Copy every line of the listing that holds the string "middle".

-- Start --

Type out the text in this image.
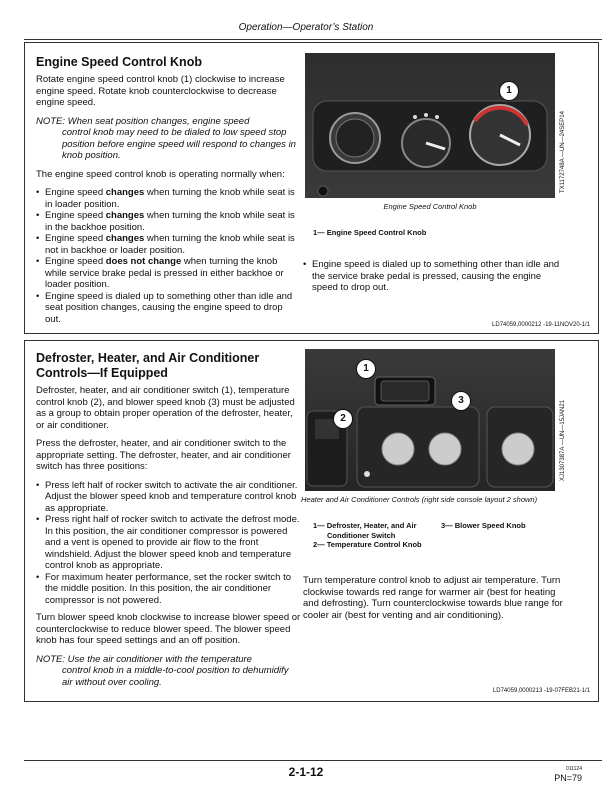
Operation—Operator’s Station
Engine Speed Control Knob

Rotate engine speed control knob (1) clockwise to increase engine speed. Rotate knob counterclockwise to decrease engine speed.

NOTE: When seat position changes, engine speed
control knob may need to be dialed to low speed stop position before engine speed will respond to changes in knob position.

The engine speed control knob is operating normally when:

• Engine speed changes when turning the knob while seat is in loader position.
• Engine speed changes when turning the knob while seat is in the backhoe position.
• Engine speed changes when turning the knob while seat is not in backhoe or loader position.
• Engine speed does not change when turning the knob while service brake pedal is pressed in either backhoe or loader position.
• Engine speed is dialed up to something other than idle and seat position changes, causing the engine speed to drop out.
1
TX1172748A —UN—24SEP14
Engine Speed Control Knob
1— Engine Speed Control Knob
• Engine speed is dialed up to something other than idle and the service brake pedal is pressed, causing the engine speed to drop out.
LD74059,0000212 -19-11NOV20-1/1
Defroster, Heater, and Air Conditioner Controls—If Equipped

Defroster, heater, and air conditioner switch (1), temperature control knob (2), and blower speed knob (3) must be adjusted as a group to obtain proper operation of the defroster, heater, or air conditioner.

Press the defroster, heater, and air conditioner switch to the appropriate setting. The defroster, heater, and air conditioner switch has three positions:

• Press left half of rocker switch to activate the air conditioner. Adjust the blower speed knob and temperature control knob as appropriate.
• Press right half of rocker switch to activate the defrost mode. In this position, the air conditioner compressor is powered and a vent is opened to provide air flow to the front windshield. Adjust the blower speed knob and temperature control knob as appropriate.
• For maximum heater performance, set the rocker switch to the middle position. In this position, the air conditioner compressor is not powered.

Turn blower speed knob clockwise to increase blower speed or counterclockwise to reduce blower speed. The blower speed knob has four speed settings and an off position.

NOTE: Use the air conditioner with the temperature
control knob in a middle-to-cool position to dehumidify air without over cooling.

1
2
3	XJ1307387A —UN—15JAN21
Heater and Air Conditioner Controls (right side console layout 2 shown)
1— Defroster, Heater, and Air
Conditioner Switch
2— Temperature Control Knob
3— Blower Speed Knob

Turn temperature control knob to adjust air temperature. Turn clockwise towards red range for warmer air (best for heating and defrosting). Turn counterclockwise towards blue range for cooler air (best for venting and air conditioning).

LD74059,0000213 -19-07FEB21-1/1
2-1-12	011124
PN=79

-- End --

> [Solution to the exercise]:
• For maximum heater performance, set the rocker switch to the middle position. In this position, the air conditioner compressor is not powered.
control knob in a middle-to-cool position to dehumidify air without over cooling.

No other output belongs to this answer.